[Dataset listings of figures]
:::
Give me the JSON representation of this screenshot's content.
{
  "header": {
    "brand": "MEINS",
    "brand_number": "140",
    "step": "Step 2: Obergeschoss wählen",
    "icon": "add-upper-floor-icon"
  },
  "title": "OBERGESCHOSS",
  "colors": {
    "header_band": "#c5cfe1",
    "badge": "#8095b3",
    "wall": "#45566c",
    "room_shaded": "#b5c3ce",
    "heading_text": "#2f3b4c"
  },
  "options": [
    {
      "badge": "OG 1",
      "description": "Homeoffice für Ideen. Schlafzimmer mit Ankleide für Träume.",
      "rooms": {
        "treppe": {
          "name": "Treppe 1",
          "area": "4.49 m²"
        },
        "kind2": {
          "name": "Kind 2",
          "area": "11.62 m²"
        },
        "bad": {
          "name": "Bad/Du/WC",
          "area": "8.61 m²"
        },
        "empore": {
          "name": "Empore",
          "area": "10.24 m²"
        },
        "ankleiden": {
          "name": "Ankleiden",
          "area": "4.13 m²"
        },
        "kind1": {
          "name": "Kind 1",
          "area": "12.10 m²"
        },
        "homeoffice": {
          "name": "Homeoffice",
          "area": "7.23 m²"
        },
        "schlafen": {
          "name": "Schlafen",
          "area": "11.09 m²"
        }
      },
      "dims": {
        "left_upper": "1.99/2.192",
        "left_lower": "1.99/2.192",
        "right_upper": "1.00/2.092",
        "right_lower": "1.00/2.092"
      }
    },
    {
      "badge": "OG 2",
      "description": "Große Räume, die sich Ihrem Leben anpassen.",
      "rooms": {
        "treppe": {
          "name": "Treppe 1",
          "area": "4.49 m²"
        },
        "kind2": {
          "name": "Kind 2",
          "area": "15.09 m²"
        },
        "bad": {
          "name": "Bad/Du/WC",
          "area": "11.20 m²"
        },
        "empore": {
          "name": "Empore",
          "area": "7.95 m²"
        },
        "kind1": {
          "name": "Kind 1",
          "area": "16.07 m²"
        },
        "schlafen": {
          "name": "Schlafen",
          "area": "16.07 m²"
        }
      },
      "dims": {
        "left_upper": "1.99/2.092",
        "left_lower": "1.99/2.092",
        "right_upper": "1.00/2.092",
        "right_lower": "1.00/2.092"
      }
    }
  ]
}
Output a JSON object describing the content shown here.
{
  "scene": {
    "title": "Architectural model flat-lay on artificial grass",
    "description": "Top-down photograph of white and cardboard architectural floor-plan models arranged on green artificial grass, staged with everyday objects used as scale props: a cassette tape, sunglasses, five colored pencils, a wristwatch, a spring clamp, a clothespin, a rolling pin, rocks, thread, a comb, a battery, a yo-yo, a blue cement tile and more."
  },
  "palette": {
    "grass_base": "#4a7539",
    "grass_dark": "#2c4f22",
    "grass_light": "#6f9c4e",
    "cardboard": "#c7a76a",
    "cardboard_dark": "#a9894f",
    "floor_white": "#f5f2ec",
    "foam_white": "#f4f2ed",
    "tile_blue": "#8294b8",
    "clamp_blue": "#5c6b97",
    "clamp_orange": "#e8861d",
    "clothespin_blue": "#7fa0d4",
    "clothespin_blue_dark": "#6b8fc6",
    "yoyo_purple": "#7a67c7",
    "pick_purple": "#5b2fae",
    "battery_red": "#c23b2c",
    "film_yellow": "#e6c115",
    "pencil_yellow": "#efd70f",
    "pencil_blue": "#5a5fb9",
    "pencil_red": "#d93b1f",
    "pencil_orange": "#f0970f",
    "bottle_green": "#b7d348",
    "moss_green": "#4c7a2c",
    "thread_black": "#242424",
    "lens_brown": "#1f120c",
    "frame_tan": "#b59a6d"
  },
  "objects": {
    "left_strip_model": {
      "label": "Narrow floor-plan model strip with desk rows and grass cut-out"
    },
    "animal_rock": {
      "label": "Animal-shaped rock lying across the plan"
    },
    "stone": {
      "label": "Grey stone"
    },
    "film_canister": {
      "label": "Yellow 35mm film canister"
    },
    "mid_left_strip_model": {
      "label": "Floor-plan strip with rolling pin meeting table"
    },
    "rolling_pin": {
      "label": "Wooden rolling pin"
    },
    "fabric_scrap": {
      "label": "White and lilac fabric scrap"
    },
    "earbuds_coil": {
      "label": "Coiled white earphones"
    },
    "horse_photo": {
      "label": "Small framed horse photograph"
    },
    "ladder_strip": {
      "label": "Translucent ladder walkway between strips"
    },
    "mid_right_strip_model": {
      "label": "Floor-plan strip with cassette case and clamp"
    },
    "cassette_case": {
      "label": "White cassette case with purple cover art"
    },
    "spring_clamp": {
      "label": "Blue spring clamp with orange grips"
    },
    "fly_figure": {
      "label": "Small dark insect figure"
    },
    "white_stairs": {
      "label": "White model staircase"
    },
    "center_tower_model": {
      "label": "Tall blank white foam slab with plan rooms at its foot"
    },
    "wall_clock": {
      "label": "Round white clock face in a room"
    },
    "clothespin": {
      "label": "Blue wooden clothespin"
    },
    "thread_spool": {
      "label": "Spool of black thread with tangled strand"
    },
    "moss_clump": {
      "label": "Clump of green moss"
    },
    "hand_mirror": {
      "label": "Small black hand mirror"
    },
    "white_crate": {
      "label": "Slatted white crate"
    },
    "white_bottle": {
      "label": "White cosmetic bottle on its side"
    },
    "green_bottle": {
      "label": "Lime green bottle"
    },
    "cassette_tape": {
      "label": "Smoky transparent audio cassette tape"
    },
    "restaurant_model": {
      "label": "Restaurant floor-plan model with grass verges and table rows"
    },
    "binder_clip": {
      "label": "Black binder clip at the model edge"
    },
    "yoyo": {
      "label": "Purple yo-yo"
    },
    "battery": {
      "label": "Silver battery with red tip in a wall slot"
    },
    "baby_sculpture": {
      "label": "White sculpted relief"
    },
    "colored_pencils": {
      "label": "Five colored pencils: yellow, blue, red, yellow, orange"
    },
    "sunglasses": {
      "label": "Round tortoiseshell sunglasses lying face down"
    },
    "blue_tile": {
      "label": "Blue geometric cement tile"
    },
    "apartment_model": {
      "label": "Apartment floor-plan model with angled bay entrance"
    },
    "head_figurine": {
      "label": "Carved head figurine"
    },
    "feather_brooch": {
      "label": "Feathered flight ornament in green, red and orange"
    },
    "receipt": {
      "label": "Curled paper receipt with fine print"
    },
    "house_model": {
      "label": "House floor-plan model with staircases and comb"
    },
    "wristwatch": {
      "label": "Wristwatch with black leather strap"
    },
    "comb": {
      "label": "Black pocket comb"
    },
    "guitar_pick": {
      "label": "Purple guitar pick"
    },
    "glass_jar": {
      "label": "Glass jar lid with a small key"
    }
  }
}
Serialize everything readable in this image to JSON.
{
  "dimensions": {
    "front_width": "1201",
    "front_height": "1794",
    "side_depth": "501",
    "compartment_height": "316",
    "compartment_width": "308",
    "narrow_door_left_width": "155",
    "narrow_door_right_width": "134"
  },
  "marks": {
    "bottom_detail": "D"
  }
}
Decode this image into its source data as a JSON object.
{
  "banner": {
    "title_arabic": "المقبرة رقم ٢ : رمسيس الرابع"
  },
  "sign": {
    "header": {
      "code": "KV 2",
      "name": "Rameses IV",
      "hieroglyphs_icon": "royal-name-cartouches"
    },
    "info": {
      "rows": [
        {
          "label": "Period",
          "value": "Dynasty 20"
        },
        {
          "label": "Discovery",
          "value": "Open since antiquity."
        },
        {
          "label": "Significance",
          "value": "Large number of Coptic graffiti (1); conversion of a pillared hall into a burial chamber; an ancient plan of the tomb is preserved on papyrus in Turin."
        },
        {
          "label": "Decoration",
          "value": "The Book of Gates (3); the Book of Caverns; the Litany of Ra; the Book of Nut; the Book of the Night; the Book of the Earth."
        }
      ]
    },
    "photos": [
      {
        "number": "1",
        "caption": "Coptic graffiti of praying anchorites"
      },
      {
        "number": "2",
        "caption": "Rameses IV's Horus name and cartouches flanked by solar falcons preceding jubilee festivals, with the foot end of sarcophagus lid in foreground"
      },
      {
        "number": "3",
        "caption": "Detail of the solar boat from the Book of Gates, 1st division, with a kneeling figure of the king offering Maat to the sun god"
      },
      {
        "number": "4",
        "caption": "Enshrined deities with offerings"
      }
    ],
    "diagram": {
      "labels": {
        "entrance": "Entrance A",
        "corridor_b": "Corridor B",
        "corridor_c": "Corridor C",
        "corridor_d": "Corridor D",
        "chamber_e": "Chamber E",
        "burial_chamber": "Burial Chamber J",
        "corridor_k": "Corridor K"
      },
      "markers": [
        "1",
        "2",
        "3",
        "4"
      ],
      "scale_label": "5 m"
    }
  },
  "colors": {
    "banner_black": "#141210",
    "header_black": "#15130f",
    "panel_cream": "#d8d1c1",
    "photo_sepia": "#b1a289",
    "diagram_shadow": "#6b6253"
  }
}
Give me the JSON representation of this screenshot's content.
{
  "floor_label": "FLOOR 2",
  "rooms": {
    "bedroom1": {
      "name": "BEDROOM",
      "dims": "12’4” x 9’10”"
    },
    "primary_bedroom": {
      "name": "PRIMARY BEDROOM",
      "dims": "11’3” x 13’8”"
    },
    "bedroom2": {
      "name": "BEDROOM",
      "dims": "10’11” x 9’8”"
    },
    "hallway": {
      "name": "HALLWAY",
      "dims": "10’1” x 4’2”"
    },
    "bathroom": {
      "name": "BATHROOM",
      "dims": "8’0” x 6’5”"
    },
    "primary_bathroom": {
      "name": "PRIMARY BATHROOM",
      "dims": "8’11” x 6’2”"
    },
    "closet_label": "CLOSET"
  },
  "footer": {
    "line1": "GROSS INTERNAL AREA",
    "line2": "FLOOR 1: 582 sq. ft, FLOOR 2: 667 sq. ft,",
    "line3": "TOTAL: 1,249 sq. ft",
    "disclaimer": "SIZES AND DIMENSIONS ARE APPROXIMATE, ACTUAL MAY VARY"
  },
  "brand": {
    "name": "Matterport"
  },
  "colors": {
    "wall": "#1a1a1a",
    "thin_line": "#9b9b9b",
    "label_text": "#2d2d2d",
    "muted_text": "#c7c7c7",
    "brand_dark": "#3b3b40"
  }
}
:::
Given problem - Pick out every line above that contains the word "into" and copy it.

Expected output -
Decode this image into its source data as a JSON object.
          "value": "Large number of Coptic graffiti (1); conversion of a pillared hall into a burial chamber; an ancient plan of the tomb is preserved on papyrus in Turin."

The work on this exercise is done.